Start

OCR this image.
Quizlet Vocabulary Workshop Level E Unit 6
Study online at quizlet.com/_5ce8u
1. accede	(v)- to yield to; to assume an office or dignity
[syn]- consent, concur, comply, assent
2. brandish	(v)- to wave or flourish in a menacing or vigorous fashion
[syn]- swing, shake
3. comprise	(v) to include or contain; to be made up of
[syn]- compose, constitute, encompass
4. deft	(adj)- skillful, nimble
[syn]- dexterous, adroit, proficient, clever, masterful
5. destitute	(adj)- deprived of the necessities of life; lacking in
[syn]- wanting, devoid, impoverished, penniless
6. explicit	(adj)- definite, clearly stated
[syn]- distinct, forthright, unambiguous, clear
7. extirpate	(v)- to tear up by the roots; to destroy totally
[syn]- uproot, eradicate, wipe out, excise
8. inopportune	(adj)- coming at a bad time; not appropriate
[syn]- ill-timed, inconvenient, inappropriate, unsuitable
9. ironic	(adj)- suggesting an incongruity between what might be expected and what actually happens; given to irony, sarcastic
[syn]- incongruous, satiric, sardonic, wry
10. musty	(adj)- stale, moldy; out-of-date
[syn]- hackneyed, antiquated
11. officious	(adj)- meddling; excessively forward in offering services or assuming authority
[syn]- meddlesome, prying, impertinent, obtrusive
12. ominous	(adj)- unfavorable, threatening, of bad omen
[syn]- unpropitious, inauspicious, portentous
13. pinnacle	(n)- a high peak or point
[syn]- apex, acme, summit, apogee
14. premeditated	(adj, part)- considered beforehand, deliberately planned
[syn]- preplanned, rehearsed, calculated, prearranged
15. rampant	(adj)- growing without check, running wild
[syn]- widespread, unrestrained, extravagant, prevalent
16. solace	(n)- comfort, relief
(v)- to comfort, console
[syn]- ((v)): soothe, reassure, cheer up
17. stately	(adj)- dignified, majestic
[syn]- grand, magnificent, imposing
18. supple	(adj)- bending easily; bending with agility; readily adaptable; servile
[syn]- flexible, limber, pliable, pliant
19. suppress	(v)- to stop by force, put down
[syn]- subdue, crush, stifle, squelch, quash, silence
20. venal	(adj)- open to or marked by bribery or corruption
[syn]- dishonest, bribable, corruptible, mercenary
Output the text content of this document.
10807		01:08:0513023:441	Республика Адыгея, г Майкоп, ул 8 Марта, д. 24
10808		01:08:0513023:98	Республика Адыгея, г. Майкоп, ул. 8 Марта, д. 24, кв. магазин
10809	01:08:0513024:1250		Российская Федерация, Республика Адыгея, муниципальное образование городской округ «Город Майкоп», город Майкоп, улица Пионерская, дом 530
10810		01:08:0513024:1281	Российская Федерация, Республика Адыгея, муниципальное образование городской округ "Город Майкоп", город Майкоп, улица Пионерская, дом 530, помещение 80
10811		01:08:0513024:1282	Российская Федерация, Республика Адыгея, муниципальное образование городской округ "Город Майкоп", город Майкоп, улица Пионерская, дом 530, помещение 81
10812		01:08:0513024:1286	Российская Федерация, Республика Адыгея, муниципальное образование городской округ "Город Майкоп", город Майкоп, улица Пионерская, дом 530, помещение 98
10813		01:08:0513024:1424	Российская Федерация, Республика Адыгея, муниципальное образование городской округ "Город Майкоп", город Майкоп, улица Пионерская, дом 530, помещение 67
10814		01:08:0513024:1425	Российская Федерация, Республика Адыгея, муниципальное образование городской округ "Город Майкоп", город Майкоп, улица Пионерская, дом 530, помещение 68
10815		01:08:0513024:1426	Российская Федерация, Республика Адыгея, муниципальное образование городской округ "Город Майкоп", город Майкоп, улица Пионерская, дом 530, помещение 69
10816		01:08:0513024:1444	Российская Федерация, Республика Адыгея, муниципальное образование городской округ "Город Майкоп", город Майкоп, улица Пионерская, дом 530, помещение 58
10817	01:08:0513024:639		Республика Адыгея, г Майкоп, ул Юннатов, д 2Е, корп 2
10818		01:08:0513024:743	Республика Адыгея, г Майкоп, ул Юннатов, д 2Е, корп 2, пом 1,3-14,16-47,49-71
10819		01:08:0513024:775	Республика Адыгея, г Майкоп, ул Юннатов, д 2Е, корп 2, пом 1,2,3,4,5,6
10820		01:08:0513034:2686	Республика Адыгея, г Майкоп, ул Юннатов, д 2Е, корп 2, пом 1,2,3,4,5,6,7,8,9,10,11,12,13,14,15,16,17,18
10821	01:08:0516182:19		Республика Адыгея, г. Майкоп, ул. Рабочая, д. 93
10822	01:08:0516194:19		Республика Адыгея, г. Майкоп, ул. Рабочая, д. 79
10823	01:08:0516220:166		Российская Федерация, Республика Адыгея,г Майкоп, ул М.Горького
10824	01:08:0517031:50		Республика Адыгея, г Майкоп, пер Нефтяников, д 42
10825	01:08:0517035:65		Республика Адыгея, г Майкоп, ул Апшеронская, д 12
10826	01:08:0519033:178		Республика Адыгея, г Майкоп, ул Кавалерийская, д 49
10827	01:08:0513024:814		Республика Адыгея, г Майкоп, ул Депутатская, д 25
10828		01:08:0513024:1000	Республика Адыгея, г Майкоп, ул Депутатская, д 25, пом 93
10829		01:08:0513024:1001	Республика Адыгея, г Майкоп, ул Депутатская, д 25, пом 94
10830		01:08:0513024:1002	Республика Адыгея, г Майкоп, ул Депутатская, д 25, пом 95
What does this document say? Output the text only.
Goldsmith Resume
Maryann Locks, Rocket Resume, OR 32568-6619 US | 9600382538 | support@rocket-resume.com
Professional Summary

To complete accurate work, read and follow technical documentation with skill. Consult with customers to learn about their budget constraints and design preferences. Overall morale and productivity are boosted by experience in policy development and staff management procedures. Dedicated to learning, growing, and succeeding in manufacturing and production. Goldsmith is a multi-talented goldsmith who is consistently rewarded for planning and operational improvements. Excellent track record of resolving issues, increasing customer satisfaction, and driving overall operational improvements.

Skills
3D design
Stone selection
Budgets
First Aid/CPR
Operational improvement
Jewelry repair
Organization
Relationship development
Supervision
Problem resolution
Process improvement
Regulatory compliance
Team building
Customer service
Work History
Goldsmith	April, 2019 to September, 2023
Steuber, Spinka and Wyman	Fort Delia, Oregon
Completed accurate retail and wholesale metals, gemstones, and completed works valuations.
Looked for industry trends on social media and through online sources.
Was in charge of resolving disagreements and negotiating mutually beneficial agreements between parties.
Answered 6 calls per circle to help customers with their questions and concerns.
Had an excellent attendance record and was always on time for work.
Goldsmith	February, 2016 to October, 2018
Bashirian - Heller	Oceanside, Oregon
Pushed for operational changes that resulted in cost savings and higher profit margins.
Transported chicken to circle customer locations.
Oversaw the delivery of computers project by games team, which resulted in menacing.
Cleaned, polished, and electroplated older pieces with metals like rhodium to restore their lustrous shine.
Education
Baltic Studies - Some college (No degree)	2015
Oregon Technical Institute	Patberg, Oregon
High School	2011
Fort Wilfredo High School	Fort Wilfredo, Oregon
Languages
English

End

Brief:
Take every line from the data that contains the word "Рабочая".

Exercise answer:
10821	01:08:0516182:19		Республика Адыгея, г. Майкоп, ул. Рабочая, д. 93
10822	01:08:0516194:19		Республика Адыгея, г. Майкоп, ул. Рабочая, д. 79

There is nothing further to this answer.